*** Estratto

Honda Africa Twin, in Galles per riscoprire la moto totale
Come le moto, anche le definizioni che le descrivono, inquadrano, categorizzano e presentano, vengono e passano di moda. Ricordate quando si parlava di “moto totale”? E’ un po’ che non usiamo questa espressione, e che voi non la leggete o sentite, perché quelle che una volta venivano presentate come tali si sono imborghesite, diventando splendidi SUV da parata su due ruote. Oppure, al contrario, sono diventate mostri da fuoristrada poco a loro agio – specie se uno è di gamba corta – nel normale utilizzo urbano o nel diporto del fine settimana.
Dev’essere per questo che Honda, Casa razionale ed attenta, che normalmente crea ed anticipa le tendenze invece di seguirle, ha pensato bene di riscoprire la moto totale rispolverando l’ultima proposta realmente degna di tale nome nella sua gamma passata. Un’operazione complessa e rischiosa, perché quando si mettono le mani sulle leggende è molto più facile fare male che bene, non fosse altro perché i ricordi degli appassionati si tingono di rosa, facendo dimenticare i difetti ed esaltando i pregi delle moto con cui si era vissuta quella splendida avventura, ai confini del mondo o della provincia che fosse.
Ormai l’avrete capito, secondo noi Honda ce l’ha fatta e ne è uscita a pieni voti, perché a parte gli incontentabili che lamentano uno schema tecnico del propulsore diverso dall’originale, la nuova Africa Twin ha conquistato tutti – e non parliamo di addetti ai lavori, ma di oltre 9.000 appassionati in Europa che hanno già acquistato una CRF1000L. Un numero che probabilmente sarebbe stato ancora più elevato senza il terremoto che ha colpito lo stabilimento produttivo di Kumamoto, in Giappone. A proposito del quale, vi possiamo confermare che la produzione è ripartita, e a fine agosto tutto tornerà a pieno regime.
Per dissipare completamente qualunque dubbio ci fosse rimasto, Honda ha pensato bene di portare un manipolo di fortunati giornalisti in Gran Bretagna, fra Galles ed Inghilterra, per vivere un’esperienza che più completa non si può in sella alla nuova Africona, per capirne meglio tutte le sfaccettature e comprendere appieno i motivi di tante scelte compiute dalla Casa madre, che potrebbero lasciare forse un po’ perplessi in una breve presa di contatto ma che in un’esperienza tanto lunga dimostrano inconfutabilmente la loro sensatezza.

******

• Esercizio breve 1:
Secondo l'articolo sull'Africa Twin, quanti appassionati in Europa hanno già comprato una CRF1000L?
• Esercizio breve 2:
Di' se queste affermazioni concordano con l'articolo sull'Africa Twin: (a) la produzione nello stabilimento di Kumamoto è ripartita; (b) Honda ha portato i giornalisti in Francia; (c) Honda di solito segue le tendenze. Per ciascuna rispondi sì o no e cita le parole decisive dell'articolo.
• Esercizio breve 3:
Prosegui l'articolo sull'Africa Twin a partire dal punto in cui si interrompe.
Le righe che seguono non hanno nessun legame con l'articolo sull'Africa Twin.

*** Dati forniti

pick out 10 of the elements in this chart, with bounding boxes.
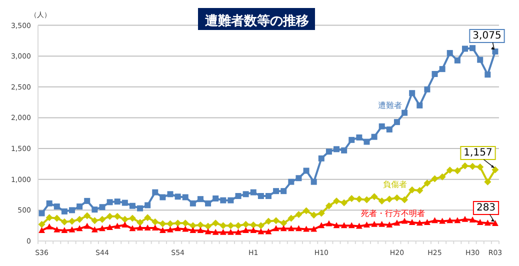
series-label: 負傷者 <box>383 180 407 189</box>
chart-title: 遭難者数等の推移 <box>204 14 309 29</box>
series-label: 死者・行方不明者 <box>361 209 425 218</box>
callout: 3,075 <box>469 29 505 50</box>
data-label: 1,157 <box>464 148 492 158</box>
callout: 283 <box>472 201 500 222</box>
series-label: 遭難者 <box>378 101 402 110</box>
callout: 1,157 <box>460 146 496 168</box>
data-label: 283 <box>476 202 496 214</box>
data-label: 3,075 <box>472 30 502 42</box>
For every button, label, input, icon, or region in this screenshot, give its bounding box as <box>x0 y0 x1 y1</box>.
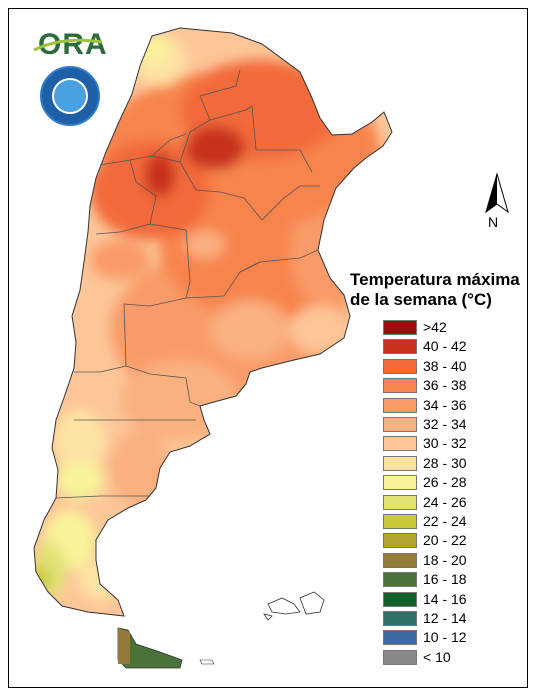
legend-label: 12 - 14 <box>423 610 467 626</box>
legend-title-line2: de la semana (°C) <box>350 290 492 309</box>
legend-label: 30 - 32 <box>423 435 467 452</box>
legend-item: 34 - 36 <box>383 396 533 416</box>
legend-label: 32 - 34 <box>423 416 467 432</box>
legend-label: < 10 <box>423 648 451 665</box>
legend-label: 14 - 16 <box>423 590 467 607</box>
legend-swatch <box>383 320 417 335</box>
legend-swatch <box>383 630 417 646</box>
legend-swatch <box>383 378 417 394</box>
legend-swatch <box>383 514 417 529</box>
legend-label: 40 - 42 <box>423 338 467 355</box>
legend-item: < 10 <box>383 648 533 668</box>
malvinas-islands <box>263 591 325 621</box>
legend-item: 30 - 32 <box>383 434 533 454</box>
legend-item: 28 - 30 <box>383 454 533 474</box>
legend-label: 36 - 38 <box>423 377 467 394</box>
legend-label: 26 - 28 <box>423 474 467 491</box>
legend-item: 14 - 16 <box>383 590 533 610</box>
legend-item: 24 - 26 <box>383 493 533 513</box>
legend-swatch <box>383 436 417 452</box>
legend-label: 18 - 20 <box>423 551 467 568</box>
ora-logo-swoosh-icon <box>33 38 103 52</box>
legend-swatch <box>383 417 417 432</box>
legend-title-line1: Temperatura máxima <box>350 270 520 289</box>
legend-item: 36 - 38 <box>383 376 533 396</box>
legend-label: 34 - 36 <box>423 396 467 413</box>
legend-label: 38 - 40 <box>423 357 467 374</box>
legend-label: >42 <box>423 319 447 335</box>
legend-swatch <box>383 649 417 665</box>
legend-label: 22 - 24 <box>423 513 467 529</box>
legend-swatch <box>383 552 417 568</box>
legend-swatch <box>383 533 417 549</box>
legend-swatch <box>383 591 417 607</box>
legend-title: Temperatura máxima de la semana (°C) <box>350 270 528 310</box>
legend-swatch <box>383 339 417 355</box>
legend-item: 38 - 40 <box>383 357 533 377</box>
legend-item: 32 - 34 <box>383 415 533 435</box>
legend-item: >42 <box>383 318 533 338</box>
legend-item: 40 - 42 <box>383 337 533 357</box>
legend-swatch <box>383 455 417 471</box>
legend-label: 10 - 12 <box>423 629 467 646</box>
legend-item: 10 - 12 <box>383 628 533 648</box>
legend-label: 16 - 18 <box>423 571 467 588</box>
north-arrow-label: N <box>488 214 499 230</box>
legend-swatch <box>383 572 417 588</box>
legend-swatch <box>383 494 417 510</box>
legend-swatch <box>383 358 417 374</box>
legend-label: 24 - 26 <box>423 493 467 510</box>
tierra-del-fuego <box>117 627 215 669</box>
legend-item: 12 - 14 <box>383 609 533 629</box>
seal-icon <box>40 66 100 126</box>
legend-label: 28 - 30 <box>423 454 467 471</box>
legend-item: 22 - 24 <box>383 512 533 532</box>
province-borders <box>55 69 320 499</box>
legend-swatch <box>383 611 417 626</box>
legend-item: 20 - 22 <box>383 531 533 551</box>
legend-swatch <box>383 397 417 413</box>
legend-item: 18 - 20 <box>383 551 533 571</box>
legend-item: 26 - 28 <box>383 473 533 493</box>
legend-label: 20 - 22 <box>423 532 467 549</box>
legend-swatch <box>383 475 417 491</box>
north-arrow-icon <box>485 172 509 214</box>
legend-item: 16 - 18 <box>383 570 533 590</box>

******
*** Dati forniti

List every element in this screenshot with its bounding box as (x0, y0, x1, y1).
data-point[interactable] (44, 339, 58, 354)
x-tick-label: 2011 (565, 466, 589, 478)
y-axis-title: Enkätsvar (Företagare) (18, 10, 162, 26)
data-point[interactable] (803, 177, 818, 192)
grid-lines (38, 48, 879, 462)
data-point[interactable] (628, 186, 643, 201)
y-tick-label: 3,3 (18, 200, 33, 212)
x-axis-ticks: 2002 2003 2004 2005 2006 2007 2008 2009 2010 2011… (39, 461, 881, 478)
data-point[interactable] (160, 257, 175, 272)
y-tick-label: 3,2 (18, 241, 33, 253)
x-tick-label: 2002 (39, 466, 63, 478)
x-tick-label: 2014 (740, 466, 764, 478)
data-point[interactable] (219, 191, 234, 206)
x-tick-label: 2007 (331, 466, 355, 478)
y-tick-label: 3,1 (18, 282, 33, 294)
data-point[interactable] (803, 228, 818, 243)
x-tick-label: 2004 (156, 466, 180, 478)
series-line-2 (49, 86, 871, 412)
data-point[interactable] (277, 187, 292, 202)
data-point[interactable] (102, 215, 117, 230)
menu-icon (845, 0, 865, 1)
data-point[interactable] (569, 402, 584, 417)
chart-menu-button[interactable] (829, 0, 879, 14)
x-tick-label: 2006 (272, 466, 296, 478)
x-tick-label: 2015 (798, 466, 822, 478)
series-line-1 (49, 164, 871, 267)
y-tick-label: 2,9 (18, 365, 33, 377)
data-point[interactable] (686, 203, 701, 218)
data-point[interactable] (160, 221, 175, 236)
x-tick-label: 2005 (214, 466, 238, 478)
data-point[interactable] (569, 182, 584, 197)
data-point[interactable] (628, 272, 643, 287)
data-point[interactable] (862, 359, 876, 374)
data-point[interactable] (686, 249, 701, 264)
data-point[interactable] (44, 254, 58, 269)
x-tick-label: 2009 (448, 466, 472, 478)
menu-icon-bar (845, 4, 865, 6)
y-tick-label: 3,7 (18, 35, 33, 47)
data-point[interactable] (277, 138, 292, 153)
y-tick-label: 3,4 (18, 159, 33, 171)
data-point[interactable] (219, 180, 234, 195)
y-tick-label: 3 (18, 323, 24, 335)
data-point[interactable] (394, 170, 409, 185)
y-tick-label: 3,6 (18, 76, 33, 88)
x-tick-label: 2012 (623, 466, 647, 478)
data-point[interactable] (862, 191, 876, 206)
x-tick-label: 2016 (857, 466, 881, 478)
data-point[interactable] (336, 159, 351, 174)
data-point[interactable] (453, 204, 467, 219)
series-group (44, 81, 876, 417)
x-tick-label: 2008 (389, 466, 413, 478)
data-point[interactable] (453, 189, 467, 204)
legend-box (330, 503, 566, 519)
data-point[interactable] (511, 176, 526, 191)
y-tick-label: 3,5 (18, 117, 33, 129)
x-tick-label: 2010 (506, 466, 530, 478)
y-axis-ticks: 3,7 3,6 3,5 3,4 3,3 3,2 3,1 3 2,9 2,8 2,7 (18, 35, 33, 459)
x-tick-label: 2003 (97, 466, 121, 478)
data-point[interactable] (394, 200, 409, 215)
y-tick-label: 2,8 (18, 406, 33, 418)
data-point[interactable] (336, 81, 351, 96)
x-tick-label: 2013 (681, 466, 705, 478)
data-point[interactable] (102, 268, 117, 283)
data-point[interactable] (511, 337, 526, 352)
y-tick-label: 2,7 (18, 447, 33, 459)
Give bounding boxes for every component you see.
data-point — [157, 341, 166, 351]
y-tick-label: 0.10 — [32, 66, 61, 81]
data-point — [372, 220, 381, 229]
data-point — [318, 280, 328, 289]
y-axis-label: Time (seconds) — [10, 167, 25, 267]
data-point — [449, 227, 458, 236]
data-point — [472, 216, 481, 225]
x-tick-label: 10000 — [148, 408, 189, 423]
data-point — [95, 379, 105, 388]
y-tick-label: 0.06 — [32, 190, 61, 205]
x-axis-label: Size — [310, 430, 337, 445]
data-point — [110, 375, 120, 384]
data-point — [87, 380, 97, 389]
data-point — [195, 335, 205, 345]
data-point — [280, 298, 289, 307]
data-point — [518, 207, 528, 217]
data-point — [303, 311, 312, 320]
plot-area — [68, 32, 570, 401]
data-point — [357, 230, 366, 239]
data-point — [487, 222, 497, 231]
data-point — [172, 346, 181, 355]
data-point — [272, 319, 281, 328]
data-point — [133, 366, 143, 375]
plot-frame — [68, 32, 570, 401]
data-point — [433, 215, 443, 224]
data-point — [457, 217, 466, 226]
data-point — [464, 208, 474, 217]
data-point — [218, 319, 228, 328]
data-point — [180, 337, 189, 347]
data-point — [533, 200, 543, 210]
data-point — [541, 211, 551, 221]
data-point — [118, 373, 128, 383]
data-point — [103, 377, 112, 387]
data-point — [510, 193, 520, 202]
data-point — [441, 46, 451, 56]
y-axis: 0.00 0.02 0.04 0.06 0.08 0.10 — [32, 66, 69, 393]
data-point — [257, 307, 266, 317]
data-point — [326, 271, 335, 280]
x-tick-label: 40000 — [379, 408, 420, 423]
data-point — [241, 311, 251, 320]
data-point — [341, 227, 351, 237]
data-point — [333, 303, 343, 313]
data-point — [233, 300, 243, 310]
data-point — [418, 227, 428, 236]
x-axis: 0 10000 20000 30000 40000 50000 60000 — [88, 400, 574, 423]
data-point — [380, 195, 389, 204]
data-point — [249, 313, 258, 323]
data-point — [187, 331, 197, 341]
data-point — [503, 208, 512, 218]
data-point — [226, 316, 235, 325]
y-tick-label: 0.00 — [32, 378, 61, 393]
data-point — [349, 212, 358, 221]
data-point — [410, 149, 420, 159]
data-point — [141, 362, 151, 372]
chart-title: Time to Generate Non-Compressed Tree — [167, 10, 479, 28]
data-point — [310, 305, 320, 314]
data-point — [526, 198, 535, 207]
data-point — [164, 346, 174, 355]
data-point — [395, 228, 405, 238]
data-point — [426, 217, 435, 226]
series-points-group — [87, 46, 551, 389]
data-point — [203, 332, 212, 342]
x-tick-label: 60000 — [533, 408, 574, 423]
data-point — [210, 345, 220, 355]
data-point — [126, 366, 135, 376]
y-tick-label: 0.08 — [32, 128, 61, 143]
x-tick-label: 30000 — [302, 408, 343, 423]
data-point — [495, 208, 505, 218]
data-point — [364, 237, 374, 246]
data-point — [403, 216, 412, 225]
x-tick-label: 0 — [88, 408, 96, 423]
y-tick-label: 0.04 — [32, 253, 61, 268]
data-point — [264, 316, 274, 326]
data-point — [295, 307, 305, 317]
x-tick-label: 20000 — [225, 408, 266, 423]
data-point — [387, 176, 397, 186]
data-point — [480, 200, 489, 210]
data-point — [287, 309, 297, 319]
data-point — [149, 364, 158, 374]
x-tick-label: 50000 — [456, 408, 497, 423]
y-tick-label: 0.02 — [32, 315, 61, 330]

******
*** Dati forniti

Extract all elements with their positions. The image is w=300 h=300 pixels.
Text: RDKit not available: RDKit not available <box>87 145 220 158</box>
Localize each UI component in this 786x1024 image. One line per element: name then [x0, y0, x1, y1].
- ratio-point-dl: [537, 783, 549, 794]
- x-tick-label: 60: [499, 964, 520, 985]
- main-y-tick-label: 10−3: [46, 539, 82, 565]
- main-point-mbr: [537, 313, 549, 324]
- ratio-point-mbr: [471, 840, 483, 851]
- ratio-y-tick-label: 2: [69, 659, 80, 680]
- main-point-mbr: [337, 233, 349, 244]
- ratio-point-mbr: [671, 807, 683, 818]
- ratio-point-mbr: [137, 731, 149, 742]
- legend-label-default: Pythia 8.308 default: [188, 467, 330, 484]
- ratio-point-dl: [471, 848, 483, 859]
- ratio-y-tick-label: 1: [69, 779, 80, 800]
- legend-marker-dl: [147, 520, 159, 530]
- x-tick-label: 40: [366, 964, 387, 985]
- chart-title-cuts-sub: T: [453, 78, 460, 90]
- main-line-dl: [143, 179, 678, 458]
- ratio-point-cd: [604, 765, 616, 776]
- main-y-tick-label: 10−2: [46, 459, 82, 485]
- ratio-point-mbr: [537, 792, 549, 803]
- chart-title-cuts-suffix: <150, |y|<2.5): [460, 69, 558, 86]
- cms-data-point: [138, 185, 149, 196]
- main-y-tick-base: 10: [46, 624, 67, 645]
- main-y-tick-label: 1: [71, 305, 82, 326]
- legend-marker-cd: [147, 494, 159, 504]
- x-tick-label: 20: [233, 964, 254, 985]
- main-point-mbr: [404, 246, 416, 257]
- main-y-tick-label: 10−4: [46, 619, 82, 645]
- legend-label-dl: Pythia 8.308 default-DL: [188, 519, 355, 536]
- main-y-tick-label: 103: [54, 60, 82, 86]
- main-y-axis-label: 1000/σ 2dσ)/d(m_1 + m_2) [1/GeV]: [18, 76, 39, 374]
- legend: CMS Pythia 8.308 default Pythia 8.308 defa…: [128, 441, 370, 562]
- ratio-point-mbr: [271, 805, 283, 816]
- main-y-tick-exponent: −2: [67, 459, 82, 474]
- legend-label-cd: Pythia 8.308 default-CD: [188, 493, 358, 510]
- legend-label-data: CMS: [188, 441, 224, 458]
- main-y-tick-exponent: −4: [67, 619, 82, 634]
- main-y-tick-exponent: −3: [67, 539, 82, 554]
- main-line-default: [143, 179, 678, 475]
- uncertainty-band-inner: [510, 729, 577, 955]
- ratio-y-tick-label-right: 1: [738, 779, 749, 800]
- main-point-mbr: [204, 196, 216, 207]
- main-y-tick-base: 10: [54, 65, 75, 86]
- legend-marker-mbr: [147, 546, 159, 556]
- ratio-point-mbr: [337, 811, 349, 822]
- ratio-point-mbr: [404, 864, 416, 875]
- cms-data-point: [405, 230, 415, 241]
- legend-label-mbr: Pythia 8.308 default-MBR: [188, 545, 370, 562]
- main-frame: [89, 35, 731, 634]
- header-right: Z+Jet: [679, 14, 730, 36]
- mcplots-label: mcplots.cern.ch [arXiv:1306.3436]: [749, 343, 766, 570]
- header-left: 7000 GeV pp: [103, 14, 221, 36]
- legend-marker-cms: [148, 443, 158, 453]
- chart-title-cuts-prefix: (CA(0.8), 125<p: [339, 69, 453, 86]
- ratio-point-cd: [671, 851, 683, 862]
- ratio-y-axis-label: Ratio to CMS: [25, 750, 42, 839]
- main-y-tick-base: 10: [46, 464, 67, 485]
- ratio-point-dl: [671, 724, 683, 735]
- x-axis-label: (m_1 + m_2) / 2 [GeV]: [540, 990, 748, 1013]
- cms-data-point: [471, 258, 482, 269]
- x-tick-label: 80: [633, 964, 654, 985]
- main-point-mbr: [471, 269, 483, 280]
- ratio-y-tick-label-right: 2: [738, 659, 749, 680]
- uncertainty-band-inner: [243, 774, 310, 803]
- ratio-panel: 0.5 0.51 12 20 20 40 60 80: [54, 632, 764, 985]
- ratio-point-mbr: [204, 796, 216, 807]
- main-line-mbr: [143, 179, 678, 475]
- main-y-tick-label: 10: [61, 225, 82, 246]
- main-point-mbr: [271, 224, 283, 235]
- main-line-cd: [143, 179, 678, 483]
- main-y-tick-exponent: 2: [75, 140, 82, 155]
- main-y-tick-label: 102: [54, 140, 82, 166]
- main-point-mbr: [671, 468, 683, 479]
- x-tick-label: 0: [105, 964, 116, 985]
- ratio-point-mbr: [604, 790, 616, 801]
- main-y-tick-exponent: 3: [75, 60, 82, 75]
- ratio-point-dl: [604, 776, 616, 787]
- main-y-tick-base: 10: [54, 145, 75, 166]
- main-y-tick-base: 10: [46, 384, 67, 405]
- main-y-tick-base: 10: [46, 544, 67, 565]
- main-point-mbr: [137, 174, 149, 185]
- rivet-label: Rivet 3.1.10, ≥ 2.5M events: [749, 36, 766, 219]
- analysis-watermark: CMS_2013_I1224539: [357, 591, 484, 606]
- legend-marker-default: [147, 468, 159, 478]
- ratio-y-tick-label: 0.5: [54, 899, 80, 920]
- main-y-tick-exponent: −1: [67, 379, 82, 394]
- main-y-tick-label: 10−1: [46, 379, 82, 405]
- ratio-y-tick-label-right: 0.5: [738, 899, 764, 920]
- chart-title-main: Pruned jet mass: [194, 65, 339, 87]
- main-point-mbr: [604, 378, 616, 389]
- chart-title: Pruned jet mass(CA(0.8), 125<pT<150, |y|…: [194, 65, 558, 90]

******

• Risposta 1:
Oltre 9.000.

• Risposta 2:
(a) Sì: «vi possiamo confermare che la produzione è ripartita».
(b) No: «in Gran Bretagna, fra Galles ed Inghilterra».
(c) No: «normalmente crea ed anticipa le tendenze invece di seguirle».

• Risposta 3:
Della CRF1000L ve ne abbiamo parlato fino alla nausea in occasione della presentazione stampa in Sud Africa e della nostra comparativa fra maxienduro con anteriore da 21 pollici (e abbiamo anche ripercorso la storia delle versioni dell’Africa Twin con la nostra retrospettiva), dunque non vi racconteremo ancora una volta della tecnica della maxienduro Honda, preferendo concentrarci sul comportamento che ha messo in mostra in tutta una teoria di situazioni estremamente diverse che abbiamo vissuto durante i nostri tre giorni a spasso fra boschi e strade del Regno Unito.
Dove siamo andati?
Non abbiamo parlato a caso di boschi e strade, perché il programma pensato da Honda ha previsto un bell’excursus in fuoristrada presso il Dave Thorpe Offroad Centre a Merthyr Tydfil, Galles, dove abbiamo imparato a conoscere (e guidare) l’Africa Twin in fuoristrada, scoprendo le differenze fra la versione a cambio manuale e quella dotata di DCT sotto la guida attenta del tre volte iridato del cross anni 80 e 90, assieme ad un ospite d’onore d’eccezione.
Un ospite - John McGuinness, di cui vi abbiamo presentato un'intervista qualche giorno fa - che ci ha poi accompagnato in un viaggio che ci ha portato ad attraversare tutto il Galles fino allo spettacolare Snowdonia National Park (qui trovate il percorso del primo giorno) e poi a scendere verso l’Inghilterra (qui il percorso del secondo giorno) per arrivare a Birmingham. Un percorso che ci ha visto affrontare ogni tipo di strada: dalle viuzze dei centri rurali fino all’autostrada, passando per spettacolari misti di montagna e stradine tracciate nella campagna britannica. Purtroppo, anche il meteo ha pensato bene di variare in continuazione, mettendo alla prova la qualità del nostro equipaggiamento da bagnato e della nostra… pazienza. Una serie di condizioni, però, che ci hanno fatto vivere una vera avventura indossando i panni del vero appassionato che sogna o possiede l’Africa Twin. Perché mica stiamo parlando di gente che si ferma davanti ad un po’ di pioggia o di fango su uno sterrato, vero?
Dave Thorpe e l’Africa Twin in fuoristrada
I corsi patrocinati da Honda stanno fiorendo un po’ ovunque – anche da noi, dove il True Adventure Offroad Academy di Piacenza è una vera e propria eccellenza di settore – ma battere il blasone e il fascino di un corso con Dave Thorpe non è facile. Arrivati di prima mattina, Pat Jackson e il tre volte iridato ci hanno accolto e spiegato i rudimenti della pratica del fuoristrada, iniziando dal salire in sella e… raddrizzare la moto da terra quando non ci si può proprio fare aiutare da nessuno. Perché prima o poi in terra ci si va, soprattutto se come chi scrive non siete esperti enduristi e il fondo è fangoso, e rimettere in piedi duecentotrenta chili di Africa Twin non è mai banale.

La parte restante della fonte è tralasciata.